Task to complete:
What follows are records. Restate all of them word for word.
** Begin Data provided **
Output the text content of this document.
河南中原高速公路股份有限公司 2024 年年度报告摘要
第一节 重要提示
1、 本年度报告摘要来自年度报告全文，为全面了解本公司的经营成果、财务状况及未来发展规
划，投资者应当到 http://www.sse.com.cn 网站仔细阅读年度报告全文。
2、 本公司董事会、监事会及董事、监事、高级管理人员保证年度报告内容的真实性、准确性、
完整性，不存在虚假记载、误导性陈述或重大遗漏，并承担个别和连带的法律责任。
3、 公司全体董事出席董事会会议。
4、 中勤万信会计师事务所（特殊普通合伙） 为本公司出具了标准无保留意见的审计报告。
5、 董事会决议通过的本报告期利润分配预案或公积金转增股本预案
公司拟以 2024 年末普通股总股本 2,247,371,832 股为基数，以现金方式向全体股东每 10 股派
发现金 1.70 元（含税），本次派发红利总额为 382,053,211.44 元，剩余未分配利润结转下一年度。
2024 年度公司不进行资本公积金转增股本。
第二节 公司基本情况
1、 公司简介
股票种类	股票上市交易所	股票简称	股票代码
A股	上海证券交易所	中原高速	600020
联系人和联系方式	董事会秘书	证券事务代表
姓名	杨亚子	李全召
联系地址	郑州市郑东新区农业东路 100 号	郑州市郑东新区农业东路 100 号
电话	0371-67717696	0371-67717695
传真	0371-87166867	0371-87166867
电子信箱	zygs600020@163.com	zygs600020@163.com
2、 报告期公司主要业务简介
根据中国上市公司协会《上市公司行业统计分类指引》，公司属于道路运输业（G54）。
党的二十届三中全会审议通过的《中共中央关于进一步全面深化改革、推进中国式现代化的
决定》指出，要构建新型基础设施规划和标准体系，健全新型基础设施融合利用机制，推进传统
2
** End Data provided **
Result of this task:
Output the text content of this document.
河南中原高速公路股份有限公司 2024 年年度报告摘要
第一节 重要提示
1、 本年度报告摘要来自年度报告全文，为全面了解本公司的经营成果、财务状况及未来发展规
划，投资者应当到 http://www.sse.com.cn 网站仔细阅读年度报告全文。
2、 本公司董事会、监事会及董事、监事、高级管理人员保证年度报告内容的真实性、准确性、
完整性，不存在虚假记载、误导性陈述或重大遗漏，并承担个别和连带的法律责任。
3、 公司全体董事出席董事会会议。
4、 中勤万信会计师事务所（特殊普通合伙） 为本公司出具了标准无保留意见的审计报告。
5、 董事会决议通过的本报告期利润分配预案或公积金转增股本预案
公司拟以 2024 年末普通股总股本 2,247,371,832 股为基数，以现金方式向全体股东每 10 股派
发现金 1.70 元（含税），本次派发红利总额为 382,053,211.44 元，剩余未分配利润结转下一年度。
2024 年度公司不进行资本公积金转增股本。
第二节 公司基本情况
1、 公司简介
股票种类	股票上市交易所	股票简称	股票代码
A股	上海证券交易所	中原高速	600020
联系人和联系方式	董事会秘书	证券事务代表
姓名	杨亚子	李全召
联系地址	郑州市郑东新区农业东路 100 号	郑州市郑东新区农业东路 100 号
电话	0371-67717696	0371-67717695
传真	0371-87166867	0371-87166867
电子信箱	zygs600020@163.com	zygs600020@163.com
2、 报告期公司主要业务简介
根据中国上市公司协会《上市公司行业统计分类指引》，公司属于道路运输业（G54）。
党的二十届三中全会审议通过的《中共中央关于进一步全面深化改革、推进中国式现代化的
决定》指出，要构建新型基础设施规划和标准体系，健全新型基础设施融合利用机制，推进传统
2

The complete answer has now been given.